[Extracted records]

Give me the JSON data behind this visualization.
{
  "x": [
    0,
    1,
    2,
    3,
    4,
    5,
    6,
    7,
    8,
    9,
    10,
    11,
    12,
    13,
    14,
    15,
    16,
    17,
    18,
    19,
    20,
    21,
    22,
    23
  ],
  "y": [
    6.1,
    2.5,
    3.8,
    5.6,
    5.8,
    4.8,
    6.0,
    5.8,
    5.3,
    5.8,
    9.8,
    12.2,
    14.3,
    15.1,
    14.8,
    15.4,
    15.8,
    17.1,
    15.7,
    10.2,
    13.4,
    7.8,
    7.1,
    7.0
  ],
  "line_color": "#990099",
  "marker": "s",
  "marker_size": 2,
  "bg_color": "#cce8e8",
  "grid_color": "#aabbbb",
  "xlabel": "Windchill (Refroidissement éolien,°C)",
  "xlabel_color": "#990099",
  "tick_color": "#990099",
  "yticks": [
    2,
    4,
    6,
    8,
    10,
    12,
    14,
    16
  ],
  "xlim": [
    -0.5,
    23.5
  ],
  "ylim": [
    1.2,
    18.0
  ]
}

== Problem statement ==
Return the entries in full, keeping every line exactly as it is.

== In response ==
Give me the JSON data behind this visualization.
{
  "x": [
    0,
    1,
    2,
    3,
    4,
    5,
    6,
    7,
    8,
    9,
    10,
    11,
    12,
    13,
    14,
    15,
    16,
    17,
    18,
    19,
    20,
    21,
    22,
    23
  ],
  "y": [
    6.1,
    2.5,
    3.8,
    5.6,
    5.8,
    4.8,
    6.0,
    5.8,
    5.3,
    5.8,
    9.8,
    12.2,
    14.3,
    15.1,
    14.8,
    15.4,
    15.8,
    17.1,
    15.7,
    10.2,
    13.4,
    7.8,
    7.1,
    7.0
  ],
  "line_color": "#990099",
  "marker": "s",
  "marker_size": 2,
  "bg_color": "#cce8e8",
  "grid_color": "#aabbbb",
  "xlabel": "Windchill (Refroidissement éolien,°C)",
  "xlabel_color": "#990099",
  "tick_color": "#990099",
  "yticks": [
    2,
    4,
    6,
    8,
    10,
    12,
    14,
    16
  ],
  "xlim": [
    -0.5,
    23.5
  ],
  "ylim": [
    1.2,
    18.0
  ]
}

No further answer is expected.